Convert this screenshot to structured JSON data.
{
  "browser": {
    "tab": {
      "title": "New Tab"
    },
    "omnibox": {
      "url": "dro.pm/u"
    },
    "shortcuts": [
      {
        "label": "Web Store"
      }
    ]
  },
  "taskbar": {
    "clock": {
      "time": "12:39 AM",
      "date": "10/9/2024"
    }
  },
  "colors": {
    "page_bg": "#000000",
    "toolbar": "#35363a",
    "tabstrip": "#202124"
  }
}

--

*Problem description:*
Each line of the material must be restated exactly.

*Result for this task:*
Convert this screenshot to structured JSON data.
{
  "browser": {
    "tab": {
      "title": "New Tab"
    },
    "omnibox": {
      "url": "dro.pm/u"
    },
    "shortcuts": [
      {
        "label": "Web Store"
      }
    ]
  },
  "taskbar": {
    "clock": {
      "time": "12:39 AM",
      "date": "10/9/2024"
    }
  },
  "colors": {
    "page_bg": "#000000",
    "toolbar": "#35363a",
    "tabstrip": "#202124"
  }
}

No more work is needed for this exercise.